## WHAT YOU SHOULD DO
Look through the listing below and report how many lines contain "this", as a bare number.

+++ DATASET +++

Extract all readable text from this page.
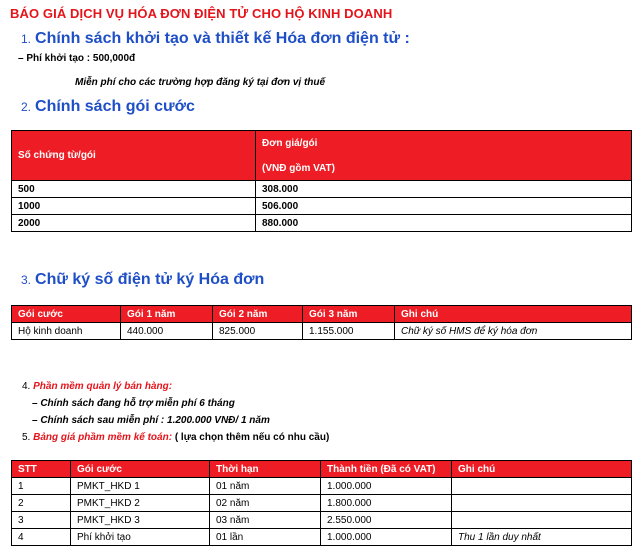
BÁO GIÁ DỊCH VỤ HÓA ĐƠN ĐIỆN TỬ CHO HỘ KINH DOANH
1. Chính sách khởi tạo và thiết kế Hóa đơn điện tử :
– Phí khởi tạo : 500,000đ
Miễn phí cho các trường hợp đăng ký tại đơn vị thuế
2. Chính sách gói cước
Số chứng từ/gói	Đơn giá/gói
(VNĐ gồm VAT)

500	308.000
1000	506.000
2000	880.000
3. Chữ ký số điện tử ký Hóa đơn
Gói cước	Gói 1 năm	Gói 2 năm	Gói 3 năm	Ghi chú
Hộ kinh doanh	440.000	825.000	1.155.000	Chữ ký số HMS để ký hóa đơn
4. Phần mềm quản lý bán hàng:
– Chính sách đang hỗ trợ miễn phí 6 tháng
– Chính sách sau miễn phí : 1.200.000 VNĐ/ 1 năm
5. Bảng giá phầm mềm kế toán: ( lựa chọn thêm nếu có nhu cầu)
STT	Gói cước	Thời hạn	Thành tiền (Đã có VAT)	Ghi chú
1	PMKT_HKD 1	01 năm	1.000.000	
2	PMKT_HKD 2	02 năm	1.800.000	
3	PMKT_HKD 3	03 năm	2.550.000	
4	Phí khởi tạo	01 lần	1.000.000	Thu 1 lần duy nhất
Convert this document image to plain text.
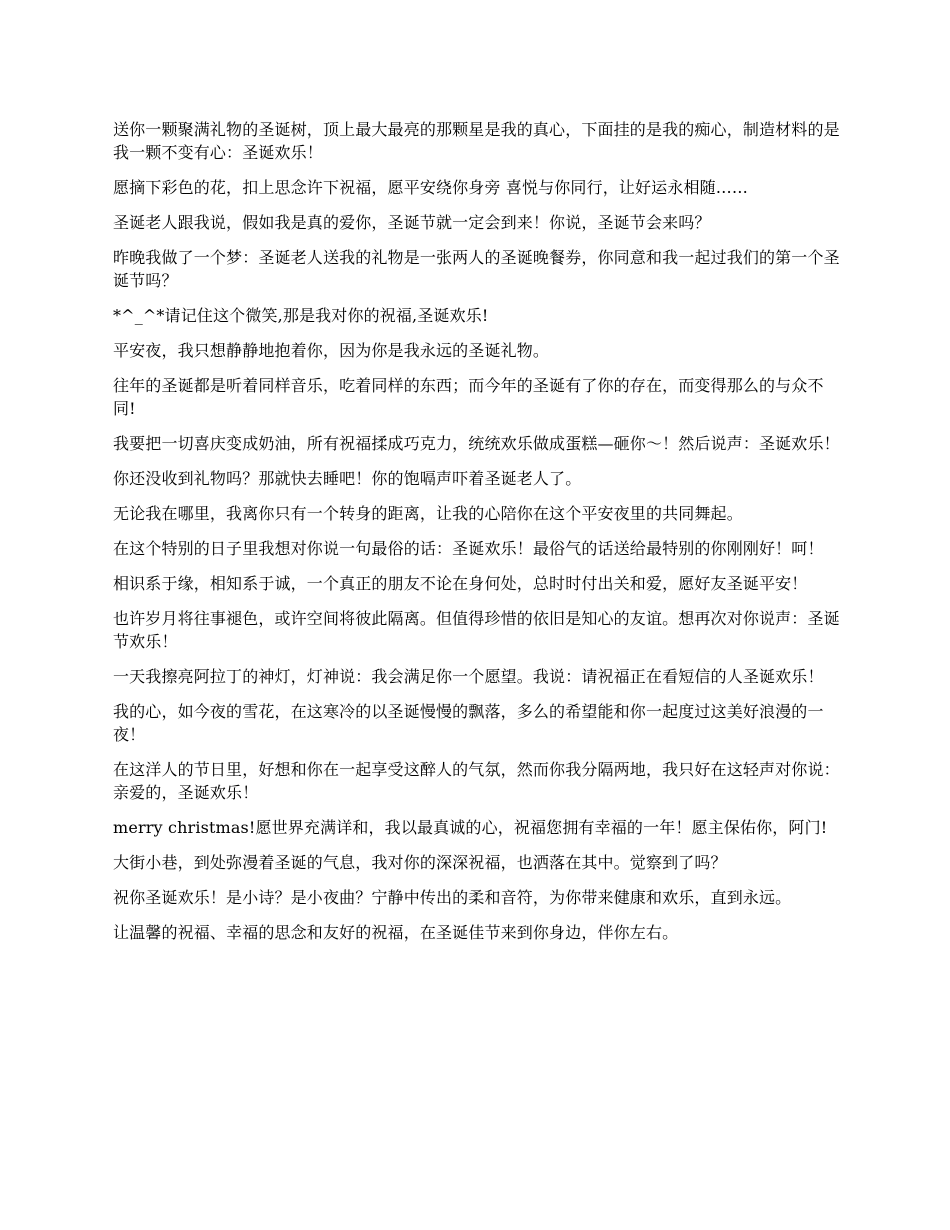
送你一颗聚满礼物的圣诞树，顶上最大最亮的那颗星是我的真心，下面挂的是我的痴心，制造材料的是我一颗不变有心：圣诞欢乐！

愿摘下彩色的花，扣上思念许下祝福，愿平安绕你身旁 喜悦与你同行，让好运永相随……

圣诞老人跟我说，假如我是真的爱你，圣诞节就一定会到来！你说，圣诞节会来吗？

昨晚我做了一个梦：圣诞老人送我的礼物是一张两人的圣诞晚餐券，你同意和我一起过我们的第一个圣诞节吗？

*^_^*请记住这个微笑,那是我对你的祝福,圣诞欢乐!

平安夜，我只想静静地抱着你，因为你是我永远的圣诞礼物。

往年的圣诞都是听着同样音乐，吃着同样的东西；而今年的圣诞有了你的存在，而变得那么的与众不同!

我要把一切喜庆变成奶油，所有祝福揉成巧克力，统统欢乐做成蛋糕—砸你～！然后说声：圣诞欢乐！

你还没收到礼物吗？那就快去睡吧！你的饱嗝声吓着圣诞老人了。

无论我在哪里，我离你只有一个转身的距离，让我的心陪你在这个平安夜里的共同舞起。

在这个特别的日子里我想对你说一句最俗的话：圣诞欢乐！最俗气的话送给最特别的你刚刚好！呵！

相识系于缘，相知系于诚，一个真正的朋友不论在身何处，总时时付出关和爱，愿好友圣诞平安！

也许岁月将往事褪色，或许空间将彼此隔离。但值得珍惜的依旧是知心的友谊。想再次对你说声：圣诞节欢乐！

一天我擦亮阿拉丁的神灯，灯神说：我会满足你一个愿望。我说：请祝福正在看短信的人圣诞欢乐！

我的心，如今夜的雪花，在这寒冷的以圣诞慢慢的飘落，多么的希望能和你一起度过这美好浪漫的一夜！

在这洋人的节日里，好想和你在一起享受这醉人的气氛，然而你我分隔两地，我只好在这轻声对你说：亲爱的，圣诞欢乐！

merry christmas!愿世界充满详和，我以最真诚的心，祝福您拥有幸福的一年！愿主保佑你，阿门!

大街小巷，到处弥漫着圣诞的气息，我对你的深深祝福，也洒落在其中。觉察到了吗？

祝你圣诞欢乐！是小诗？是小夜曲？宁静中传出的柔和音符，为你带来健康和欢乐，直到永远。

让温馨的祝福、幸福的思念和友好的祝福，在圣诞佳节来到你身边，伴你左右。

+++

## CORRECT RESPONSE
2